What is expected: Collect all lines below with the string "this".

Records to use:
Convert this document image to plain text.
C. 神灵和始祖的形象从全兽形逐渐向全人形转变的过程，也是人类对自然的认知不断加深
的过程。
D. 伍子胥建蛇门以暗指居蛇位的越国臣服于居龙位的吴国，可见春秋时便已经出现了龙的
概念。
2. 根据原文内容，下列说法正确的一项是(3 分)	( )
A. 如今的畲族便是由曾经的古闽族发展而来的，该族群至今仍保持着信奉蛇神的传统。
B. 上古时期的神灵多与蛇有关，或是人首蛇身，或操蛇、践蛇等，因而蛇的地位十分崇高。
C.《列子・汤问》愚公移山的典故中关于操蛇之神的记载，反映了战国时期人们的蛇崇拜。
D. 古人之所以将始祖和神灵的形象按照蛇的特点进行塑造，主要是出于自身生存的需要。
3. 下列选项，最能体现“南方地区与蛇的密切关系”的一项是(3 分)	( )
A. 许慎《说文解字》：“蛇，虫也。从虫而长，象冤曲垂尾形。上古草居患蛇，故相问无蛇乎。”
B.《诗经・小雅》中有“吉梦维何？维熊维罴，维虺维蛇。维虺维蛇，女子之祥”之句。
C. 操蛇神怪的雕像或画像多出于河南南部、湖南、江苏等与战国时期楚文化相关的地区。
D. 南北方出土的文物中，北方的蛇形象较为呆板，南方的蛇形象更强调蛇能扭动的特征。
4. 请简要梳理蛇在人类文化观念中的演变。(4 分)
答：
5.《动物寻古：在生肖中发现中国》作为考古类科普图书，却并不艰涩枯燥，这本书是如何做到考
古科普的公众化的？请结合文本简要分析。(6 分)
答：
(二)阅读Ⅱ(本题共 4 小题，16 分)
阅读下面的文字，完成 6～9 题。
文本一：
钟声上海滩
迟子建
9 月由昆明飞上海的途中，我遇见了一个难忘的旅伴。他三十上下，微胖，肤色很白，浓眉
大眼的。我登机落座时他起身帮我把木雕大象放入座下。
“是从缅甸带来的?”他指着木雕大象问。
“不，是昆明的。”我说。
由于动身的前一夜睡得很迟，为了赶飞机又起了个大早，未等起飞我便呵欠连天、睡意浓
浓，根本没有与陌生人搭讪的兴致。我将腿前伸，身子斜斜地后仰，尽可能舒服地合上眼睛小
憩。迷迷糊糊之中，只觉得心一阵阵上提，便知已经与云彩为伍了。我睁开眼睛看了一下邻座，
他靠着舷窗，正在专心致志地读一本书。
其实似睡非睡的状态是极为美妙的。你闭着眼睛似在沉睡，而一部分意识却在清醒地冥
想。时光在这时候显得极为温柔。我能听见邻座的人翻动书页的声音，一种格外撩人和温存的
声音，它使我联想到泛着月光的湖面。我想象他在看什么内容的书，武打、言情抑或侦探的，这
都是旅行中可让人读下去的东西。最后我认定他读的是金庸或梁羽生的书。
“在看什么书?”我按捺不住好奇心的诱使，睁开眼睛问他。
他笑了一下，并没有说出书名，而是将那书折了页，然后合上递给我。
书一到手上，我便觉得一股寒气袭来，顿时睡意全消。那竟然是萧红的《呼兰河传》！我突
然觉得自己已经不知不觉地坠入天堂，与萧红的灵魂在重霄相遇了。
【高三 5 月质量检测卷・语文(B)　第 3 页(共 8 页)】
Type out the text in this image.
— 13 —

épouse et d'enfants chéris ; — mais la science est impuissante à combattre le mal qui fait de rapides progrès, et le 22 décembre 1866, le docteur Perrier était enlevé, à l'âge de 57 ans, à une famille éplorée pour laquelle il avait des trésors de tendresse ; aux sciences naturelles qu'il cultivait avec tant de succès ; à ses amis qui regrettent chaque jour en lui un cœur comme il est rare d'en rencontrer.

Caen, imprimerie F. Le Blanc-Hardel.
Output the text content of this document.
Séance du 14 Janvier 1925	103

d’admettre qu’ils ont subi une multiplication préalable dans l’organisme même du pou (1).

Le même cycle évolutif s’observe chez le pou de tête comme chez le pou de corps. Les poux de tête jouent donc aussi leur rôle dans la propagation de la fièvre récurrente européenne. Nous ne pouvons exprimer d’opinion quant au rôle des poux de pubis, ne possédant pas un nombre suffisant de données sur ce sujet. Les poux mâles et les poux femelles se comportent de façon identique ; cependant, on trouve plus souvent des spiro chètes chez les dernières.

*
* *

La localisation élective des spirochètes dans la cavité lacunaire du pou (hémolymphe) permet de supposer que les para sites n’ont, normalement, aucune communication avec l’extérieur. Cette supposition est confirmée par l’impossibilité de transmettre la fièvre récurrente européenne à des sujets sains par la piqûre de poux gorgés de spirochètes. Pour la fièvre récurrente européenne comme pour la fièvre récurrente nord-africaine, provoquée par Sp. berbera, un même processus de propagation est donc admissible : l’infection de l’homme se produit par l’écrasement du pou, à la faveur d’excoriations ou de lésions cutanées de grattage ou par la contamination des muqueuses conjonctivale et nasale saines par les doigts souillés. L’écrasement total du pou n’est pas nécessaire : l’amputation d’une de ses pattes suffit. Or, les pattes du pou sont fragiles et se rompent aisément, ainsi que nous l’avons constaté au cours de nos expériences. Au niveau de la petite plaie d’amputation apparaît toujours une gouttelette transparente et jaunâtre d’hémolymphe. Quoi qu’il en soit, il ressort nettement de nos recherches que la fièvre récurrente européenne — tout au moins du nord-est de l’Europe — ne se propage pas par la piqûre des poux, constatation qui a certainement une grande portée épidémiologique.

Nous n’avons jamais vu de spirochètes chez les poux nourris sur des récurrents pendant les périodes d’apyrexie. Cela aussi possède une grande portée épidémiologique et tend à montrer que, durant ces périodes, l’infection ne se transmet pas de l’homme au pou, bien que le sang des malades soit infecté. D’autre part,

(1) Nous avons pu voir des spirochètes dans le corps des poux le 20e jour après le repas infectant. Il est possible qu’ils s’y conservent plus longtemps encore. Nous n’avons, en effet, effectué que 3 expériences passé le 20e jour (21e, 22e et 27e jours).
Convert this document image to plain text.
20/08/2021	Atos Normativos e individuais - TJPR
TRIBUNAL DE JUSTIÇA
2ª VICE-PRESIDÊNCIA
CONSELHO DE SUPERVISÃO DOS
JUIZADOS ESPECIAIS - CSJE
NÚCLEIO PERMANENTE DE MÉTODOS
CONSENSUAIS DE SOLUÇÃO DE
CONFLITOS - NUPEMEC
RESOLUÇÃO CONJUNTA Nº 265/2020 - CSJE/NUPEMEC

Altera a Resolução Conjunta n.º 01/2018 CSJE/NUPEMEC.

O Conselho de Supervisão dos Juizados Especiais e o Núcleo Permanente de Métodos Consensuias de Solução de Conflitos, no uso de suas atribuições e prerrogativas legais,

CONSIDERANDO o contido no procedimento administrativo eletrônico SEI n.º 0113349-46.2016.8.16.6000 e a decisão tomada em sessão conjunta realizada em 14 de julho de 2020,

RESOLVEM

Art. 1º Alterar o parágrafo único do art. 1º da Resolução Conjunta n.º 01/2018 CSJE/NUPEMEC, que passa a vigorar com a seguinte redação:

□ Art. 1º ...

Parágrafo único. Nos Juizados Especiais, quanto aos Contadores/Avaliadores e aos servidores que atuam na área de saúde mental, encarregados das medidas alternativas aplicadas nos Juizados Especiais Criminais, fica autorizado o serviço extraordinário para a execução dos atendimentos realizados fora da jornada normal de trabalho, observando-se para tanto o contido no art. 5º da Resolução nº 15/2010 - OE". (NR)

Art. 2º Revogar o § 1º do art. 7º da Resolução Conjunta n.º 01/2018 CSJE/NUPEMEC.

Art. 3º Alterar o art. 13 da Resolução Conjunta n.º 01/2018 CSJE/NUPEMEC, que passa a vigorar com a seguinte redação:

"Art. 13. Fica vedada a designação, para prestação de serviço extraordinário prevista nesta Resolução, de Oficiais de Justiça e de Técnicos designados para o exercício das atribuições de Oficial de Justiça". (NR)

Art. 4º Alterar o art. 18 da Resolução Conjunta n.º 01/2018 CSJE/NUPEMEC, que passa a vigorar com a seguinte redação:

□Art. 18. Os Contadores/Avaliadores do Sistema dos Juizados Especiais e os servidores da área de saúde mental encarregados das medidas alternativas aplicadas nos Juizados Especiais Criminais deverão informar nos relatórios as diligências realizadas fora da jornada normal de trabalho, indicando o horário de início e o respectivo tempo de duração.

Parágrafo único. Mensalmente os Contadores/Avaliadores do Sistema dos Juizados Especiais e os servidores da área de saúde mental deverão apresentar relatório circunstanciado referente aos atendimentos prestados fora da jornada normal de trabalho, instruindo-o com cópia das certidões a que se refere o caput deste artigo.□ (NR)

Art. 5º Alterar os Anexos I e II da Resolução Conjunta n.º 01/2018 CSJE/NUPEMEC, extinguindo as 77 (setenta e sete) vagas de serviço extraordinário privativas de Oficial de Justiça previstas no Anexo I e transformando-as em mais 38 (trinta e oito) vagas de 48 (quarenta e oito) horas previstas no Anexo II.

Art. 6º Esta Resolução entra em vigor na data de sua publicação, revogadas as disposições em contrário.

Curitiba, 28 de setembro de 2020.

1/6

Solution to the problem:
Convert this document image to plain text.
Type out the text in this image.
Output the text content of this document.
Convert this document image to plain text.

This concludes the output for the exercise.